WORK ITEM –
Where a line contains the word "lobe", copy that line from the records below.

** RECORDS FOR THIS EXERCISE follows **

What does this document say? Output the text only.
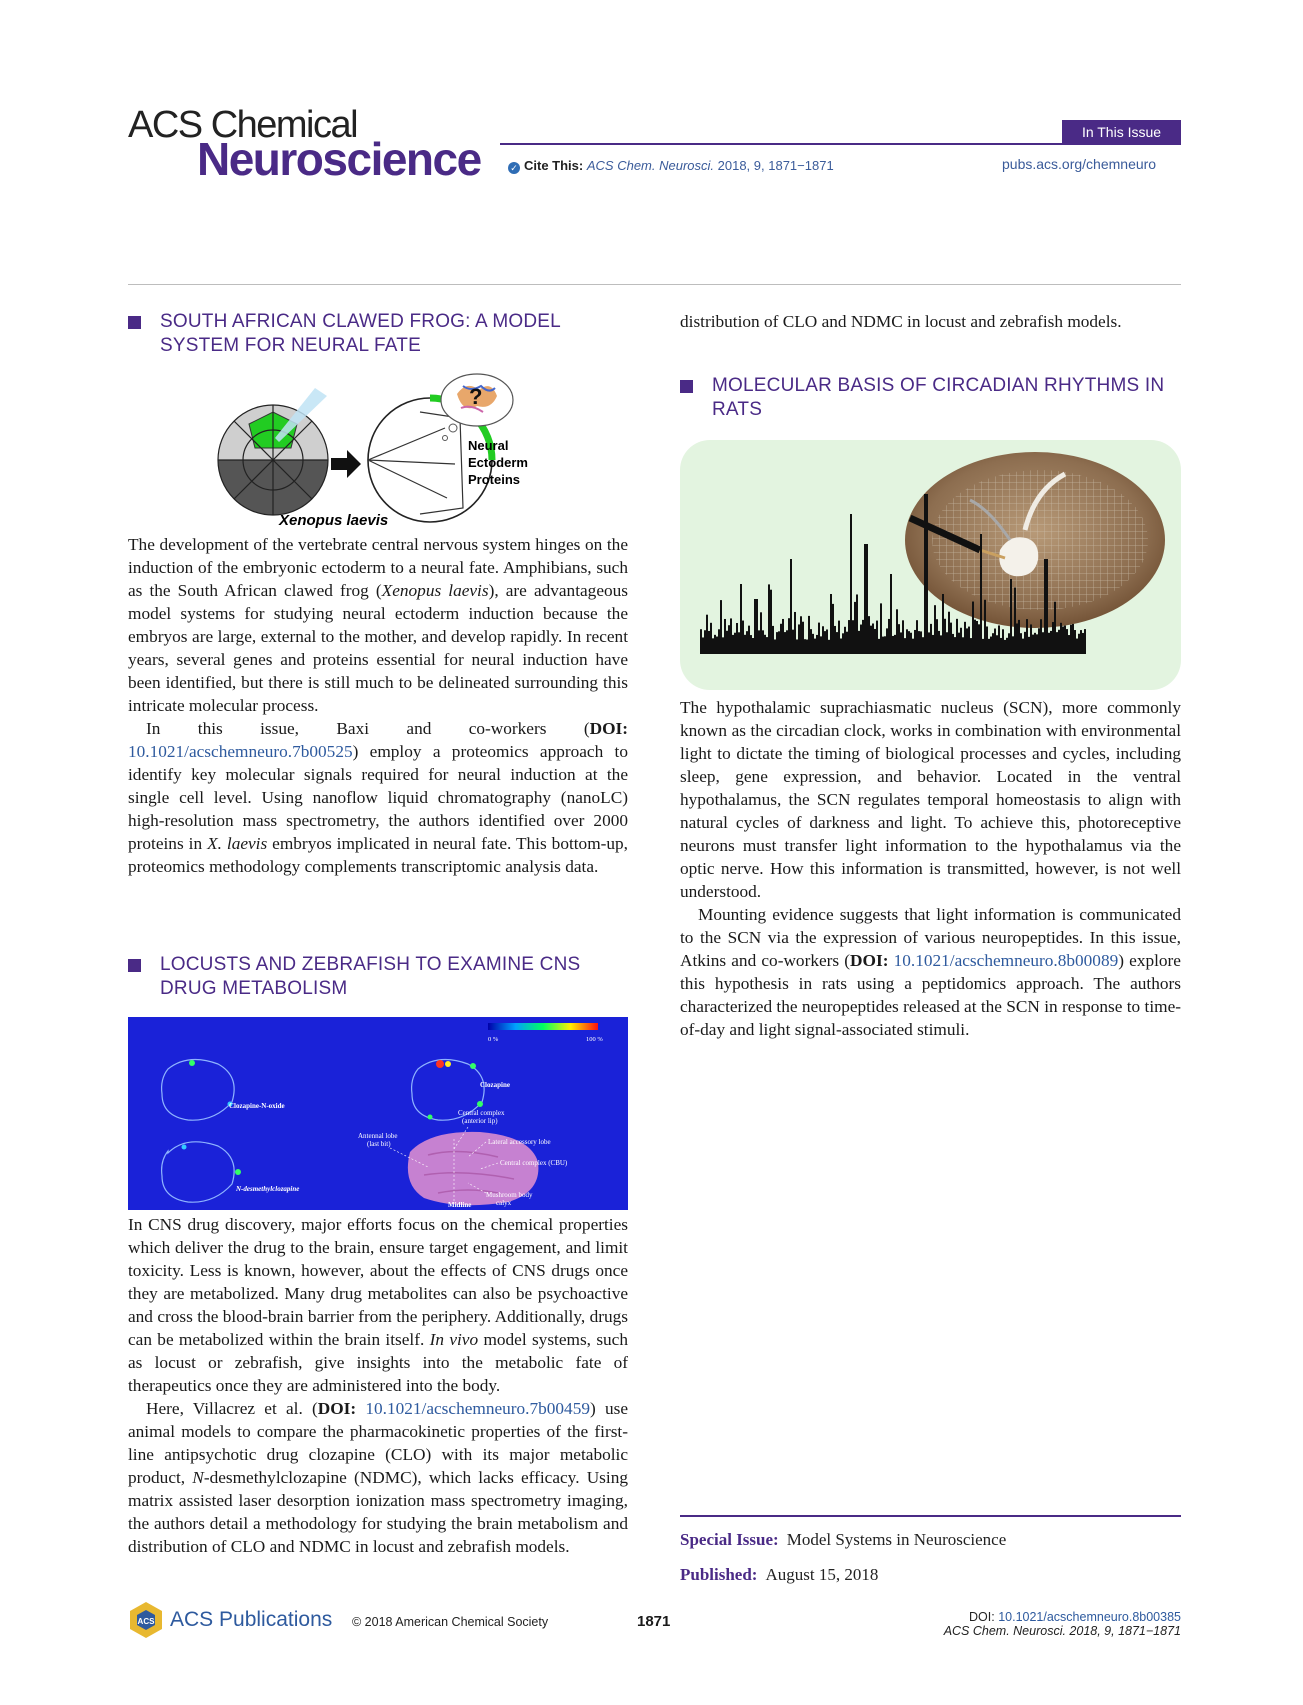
ACS Chemical
Neuroscience
In This Issue
✓ Cite This: ACS Chem. Neurosci. 2018, 9, 1871−1871	pubs.acs.org/chemneuro
SOUTH AFRICAN CLAWED FROG: A MODEL
SYSTEM FOR NEURAL FATE
?
Neural
Ectoderm
Proteins
Xenopus laevis

The development of the vertebrate central nervous system hinges on the induction of the embryonic ectoderm to a neural fate. Amphibians, such as the South African clawed frog (Xenopus laevis), are advantageous model systems for studying neural ectoderm induction because the embryos are large, external to the mother, and develop rapidly. In recent years, several genes and proteins essential for neural induction have been identified, but there is still much to be delineated surrounding this intricate molecular process.

In this issue, Baxi and co-workers (DOI: 10.1021/acschemneuro.7b00525) employ a proteomics approach to identify key molecular signals required for neural induction at the single cell level. Using nanoflow liquid chromatography (nanoLC) high-resolution mass spectrometry, the authors identified over 2000 proteins in X. laevis embryos implicated in neural fate. This bottom-up, proteomics methodology complements transcriptomic analysis data.

LOCUSTS AND ZEBRAFISH TO EXAMINE CNS
DRUG METABOLISM
0 %	100 %
Clozapine-N-oxide
Clozapine
N-desmethylclozapine
Central complex
(anterior lip)
Antennal lobe
(last bit)	Lateral accessory lobe
Central complex (CBU)
Mushroom body
calyx
Midline

In CNS drug discovery, major efforts focus on the chemical properties which deliver the drug to the brain, ensure target engagement, and limit toxicity. Less is known, however, about the effects of CNS drugs once they are metabolized. Many drug metabolites can also be psychoactive and cross the blood-brain barrier from the periphery. Additionally, drugs can be metabolized within the brain itself. In vivo model systems, such as locust or zebrafish, give insights into the metabolic fate of therapeutics once they are administered into the body.

Here, Villacrez et al. (DOI: 10.1021/acschemneuro.7b00459) use animal models to compare the pharmacokinetic properties of the first-line antipsychotic drug clozapine (CLO) with its major metabolic product, N-desmethylclozapine (NDMC), which lacks efficacy. Using matrix assisted laser desorption ionization mass spectrometry imaging, the authors detail a methodology for studying the brain metabolism and distribution of CLO and NDMC in locust and zebrafish models.

distribution of CLO and NDMC in locust and zebrafish models.

MOLECULAR BASIS OF CIRCADIAN RHYTHMS IN
RATS

The hypothalamic suprachiasmatic nucleus (SCN), more commonly known as the circadian clock, works in combination with environmental light to dictate the timing of biological processes and cycles, including sleep, gene expression, and behavior. Located in the ventral hypothalamus, the SCN regulates temporal homeostasis to align with natural cycles of darkness and light. To achieve this, photoreceptive neurons must transfer light information to the hypothalamus via the optic nerve. How this information is transmitted, however, is not well understood.

Mounting evidence suggests that light information is communicated to the SCN via the expression of various neuropeptides. In this issue, Atkins and co-workers (DOI: 10.1021/acschemneuro.8b00089) explore this hypothesis in rats using a peptidomics approach. The authors characterized the neuropeptides released at the SCN in response to time-of-day and light signal-associated stimuli.

Special Issue: Model Systems in Neuroscience
Published: August 15, 2018
ACS ACS Publications © 2018 American Chemical Society	1871	DOI: 10.1021/acschemneuro.8b00385
ACS Chem. Neurosci. 2018, 9, 1871−1871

** End of RECORDS FOR THIS EXERCISE **

RESULT OF THE TASK –
Antennal lobe
(last bit)	Lateral accessory lobe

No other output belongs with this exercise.